# Data entries:
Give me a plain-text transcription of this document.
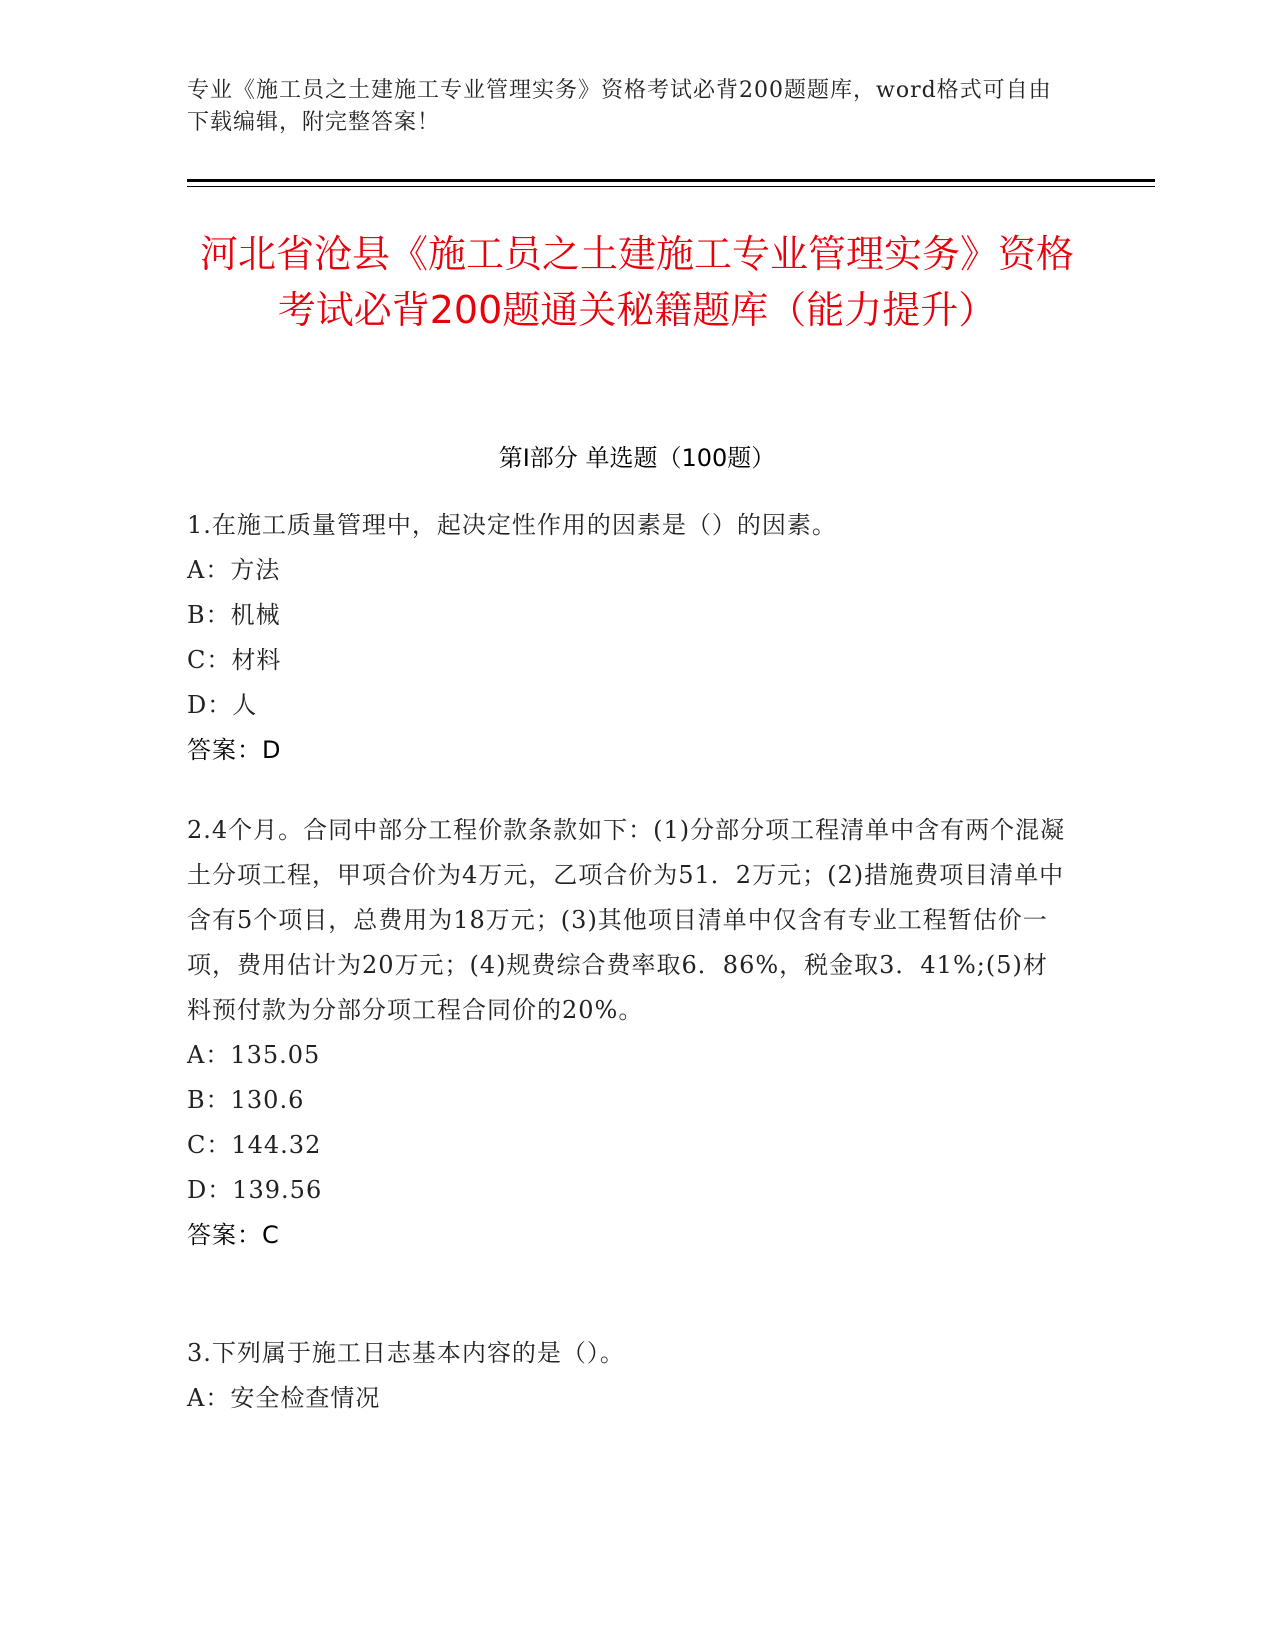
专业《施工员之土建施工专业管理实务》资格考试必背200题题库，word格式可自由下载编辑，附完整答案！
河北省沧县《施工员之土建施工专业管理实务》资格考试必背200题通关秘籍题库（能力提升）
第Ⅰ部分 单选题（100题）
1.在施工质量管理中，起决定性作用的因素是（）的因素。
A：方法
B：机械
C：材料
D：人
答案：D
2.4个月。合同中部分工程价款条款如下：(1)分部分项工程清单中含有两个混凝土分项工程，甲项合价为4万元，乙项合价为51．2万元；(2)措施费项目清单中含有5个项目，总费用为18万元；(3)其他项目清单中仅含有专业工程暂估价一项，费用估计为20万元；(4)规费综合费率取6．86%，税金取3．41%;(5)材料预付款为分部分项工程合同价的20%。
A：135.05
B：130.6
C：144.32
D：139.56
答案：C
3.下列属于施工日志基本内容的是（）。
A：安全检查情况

# Given request:
List each line of the entries that holds the string "施工员之土建施工专业管理实务".

# The answer:
专业《施工员之土建施工专业管理实务》资格考试必背200题题库，word格式可自由下载编辑，附完整答案！
河北省沧县《施工员之土建施工专业管理实务》资格考试必背200题通关秘籍题库（能力提升）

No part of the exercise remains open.